##### EXERCISE MATERIALS
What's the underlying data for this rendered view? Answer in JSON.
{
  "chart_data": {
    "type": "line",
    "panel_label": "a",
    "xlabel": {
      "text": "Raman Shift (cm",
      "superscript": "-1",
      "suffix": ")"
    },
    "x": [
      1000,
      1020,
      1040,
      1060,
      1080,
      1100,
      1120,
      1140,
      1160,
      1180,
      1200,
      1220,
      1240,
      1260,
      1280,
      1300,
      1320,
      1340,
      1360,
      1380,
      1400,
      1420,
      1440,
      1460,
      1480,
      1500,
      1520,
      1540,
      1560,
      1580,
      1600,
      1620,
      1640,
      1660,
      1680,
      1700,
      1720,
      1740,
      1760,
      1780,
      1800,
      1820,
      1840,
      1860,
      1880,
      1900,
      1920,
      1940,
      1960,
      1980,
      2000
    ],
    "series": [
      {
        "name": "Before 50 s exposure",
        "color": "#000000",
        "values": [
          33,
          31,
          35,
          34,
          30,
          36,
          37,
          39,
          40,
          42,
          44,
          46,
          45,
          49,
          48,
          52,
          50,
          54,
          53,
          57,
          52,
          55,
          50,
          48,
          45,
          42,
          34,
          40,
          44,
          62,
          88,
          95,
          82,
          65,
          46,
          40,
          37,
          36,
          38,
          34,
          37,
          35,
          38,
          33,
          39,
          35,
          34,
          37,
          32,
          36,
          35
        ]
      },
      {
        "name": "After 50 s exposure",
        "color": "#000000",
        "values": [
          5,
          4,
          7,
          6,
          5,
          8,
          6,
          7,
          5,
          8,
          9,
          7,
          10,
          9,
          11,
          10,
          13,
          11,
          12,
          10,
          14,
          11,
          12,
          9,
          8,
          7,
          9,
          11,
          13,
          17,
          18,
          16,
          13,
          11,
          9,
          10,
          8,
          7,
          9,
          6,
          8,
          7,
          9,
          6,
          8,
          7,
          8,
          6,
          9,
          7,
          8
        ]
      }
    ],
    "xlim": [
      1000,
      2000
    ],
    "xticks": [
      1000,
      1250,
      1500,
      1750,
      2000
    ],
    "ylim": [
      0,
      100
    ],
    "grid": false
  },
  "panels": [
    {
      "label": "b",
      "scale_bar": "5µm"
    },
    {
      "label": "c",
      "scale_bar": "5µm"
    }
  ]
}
##########
■ **TO BE DONE**:
Collect each line containing the string "name".

■ **RESPONSE TO THIS EXERCISE**:
        "name": "Before 50 s exposure",
        "name": "After 50 s exposure",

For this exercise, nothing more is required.